* START *
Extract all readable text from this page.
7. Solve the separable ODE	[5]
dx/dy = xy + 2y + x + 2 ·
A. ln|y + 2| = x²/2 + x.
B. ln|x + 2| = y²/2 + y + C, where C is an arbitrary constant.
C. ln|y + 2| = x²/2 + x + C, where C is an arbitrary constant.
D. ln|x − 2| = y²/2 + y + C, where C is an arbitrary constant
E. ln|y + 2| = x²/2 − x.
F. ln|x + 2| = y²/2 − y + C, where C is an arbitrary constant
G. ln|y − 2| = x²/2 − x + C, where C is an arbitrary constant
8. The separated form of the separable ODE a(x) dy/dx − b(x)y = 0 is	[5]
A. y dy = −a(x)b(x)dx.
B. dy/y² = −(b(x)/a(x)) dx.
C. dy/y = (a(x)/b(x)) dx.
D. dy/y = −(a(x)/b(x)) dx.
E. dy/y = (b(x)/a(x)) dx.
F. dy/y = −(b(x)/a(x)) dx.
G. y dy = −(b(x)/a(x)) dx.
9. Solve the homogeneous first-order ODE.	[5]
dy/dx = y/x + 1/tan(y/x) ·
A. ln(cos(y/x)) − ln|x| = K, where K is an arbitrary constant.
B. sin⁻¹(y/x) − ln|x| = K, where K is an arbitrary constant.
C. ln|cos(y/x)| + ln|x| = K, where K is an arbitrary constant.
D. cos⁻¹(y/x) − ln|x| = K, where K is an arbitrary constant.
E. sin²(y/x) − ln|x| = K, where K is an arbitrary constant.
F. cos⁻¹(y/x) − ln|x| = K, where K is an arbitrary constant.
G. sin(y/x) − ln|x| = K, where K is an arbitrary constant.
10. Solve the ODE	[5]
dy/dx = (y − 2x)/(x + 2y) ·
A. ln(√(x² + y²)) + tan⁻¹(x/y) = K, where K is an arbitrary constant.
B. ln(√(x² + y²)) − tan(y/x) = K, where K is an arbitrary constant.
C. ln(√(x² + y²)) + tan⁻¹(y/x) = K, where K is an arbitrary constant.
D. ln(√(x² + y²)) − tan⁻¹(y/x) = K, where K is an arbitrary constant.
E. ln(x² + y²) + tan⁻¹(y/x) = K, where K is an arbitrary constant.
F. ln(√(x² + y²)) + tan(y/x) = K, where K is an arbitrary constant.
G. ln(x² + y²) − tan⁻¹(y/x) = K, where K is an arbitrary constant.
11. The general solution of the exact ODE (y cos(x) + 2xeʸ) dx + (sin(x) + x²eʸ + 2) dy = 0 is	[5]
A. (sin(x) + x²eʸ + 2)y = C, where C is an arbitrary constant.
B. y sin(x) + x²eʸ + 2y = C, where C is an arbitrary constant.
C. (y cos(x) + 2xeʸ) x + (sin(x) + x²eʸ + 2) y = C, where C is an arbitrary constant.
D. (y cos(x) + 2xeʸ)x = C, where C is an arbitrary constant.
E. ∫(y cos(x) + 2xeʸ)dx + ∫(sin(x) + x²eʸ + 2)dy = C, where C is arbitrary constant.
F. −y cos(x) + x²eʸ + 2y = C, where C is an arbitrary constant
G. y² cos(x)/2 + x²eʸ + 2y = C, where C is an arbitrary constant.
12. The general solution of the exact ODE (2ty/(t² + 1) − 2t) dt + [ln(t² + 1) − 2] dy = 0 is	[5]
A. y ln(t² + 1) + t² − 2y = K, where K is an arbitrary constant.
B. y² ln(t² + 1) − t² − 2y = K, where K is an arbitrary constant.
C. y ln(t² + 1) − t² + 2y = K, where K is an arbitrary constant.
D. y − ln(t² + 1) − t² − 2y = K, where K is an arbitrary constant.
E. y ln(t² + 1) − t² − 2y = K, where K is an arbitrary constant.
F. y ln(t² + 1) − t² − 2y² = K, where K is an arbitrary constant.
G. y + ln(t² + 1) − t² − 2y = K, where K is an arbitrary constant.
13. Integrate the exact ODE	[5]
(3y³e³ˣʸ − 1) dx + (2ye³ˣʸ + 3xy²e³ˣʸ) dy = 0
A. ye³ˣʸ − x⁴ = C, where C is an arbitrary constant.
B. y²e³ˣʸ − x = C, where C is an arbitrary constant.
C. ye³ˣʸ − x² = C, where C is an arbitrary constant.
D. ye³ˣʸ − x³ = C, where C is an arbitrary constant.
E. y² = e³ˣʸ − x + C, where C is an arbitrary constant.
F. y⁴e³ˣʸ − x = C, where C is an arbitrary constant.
* END *
— Problem to work on —
Filter the data for the string "exact" and copy every line that has it.

— Reply to the task —
11. The general solution of the exact ODE (y cos(x) + 2xeʸ) dx + (sin(x) + x²eʸ + 2) dy = 0 is	[5]
12. The general solution of the exact ODE (2ty/(t² + 1) − 2t) dt + [ln(t² + 1) − 2] dy = 0 is	[5]
13. Integrate the exact ODE	[5]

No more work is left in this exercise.